Your goal: In the entries below, find the lines that contain the word "piControl" and copy them.

-------- Provided records

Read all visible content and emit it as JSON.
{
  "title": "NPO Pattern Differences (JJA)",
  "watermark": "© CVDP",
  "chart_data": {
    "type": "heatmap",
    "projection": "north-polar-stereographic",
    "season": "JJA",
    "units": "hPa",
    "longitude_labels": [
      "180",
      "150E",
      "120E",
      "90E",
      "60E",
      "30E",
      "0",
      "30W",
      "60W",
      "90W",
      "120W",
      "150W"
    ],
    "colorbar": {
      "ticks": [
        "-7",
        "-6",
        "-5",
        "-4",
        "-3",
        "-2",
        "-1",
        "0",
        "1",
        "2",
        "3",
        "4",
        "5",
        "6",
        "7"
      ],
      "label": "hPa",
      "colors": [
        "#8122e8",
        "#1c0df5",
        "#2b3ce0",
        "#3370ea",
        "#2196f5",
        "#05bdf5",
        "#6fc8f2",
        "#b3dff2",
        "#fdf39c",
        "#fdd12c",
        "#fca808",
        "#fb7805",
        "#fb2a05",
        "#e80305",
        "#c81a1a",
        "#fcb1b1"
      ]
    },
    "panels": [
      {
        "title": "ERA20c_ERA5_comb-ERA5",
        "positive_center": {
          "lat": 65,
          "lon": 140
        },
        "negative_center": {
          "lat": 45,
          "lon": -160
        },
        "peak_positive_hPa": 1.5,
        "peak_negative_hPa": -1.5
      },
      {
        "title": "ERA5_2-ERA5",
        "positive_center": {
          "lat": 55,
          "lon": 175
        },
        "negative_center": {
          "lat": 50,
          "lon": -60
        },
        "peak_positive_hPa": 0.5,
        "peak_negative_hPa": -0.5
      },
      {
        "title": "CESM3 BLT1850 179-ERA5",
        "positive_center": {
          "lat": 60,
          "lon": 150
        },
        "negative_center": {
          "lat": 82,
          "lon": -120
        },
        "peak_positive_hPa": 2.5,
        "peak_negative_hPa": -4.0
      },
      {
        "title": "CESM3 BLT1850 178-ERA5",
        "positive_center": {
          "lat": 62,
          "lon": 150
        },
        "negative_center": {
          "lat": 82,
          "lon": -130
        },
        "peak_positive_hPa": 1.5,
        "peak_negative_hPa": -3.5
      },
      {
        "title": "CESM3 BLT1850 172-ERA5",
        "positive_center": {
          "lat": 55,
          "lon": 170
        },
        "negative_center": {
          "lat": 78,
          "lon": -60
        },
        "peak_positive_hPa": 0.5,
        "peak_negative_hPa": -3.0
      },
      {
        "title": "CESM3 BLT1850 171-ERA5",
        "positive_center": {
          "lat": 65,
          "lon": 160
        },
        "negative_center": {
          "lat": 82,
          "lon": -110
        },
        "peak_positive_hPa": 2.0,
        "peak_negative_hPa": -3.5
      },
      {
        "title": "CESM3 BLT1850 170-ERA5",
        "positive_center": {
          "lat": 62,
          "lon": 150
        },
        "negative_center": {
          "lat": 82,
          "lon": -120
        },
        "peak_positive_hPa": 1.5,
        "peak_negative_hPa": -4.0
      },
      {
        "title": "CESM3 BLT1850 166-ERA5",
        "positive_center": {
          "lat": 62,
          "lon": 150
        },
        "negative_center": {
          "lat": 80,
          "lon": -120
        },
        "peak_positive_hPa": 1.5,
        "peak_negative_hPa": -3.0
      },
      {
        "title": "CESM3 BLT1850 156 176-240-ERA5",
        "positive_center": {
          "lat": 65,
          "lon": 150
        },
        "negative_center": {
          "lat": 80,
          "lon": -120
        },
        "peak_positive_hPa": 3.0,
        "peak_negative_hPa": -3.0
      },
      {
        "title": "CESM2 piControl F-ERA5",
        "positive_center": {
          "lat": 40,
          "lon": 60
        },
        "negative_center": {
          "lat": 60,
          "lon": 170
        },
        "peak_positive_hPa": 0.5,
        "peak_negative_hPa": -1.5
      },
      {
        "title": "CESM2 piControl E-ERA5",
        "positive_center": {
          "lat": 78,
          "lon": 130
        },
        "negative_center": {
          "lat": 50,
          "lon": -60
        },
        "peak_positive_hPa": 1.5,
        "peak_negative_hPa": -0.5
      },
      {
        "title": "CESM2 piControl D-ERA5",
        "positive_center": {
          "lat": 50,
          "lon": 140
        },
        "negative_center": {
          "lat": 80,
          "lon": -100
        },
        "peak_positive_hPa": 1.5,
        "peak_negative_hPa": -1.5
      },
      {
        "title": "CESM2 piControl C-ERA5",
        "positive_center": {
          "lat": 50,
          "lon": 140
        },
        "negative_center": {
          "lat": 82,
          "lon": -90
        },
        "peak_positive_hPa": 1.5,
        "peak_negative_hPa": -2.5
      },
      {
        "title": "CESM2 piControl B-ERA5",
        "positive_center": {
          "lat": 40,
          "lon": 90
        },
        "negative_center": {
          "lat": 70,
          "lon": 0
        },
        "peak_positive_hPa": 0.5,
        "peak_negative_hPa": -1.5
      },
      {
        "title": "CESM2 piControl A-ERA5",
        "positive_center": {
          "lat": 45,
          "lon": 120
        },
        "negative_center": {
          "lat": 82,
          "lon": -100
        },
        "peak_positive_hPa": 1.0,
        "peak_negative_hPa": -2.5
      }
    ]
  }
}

----------------

Completed task:
        "title": "CESM2 piControl F-ERA5",
        "title": "CESM2 piControl E-ERA5",
        "title": "CESM2 piControl D-ERA5",
        "title": "CESM2 piControl C-ERA5",
        "title": "CESM2 piControl B-ERA5",
        "title": "CESM2 piControl A-ERA5",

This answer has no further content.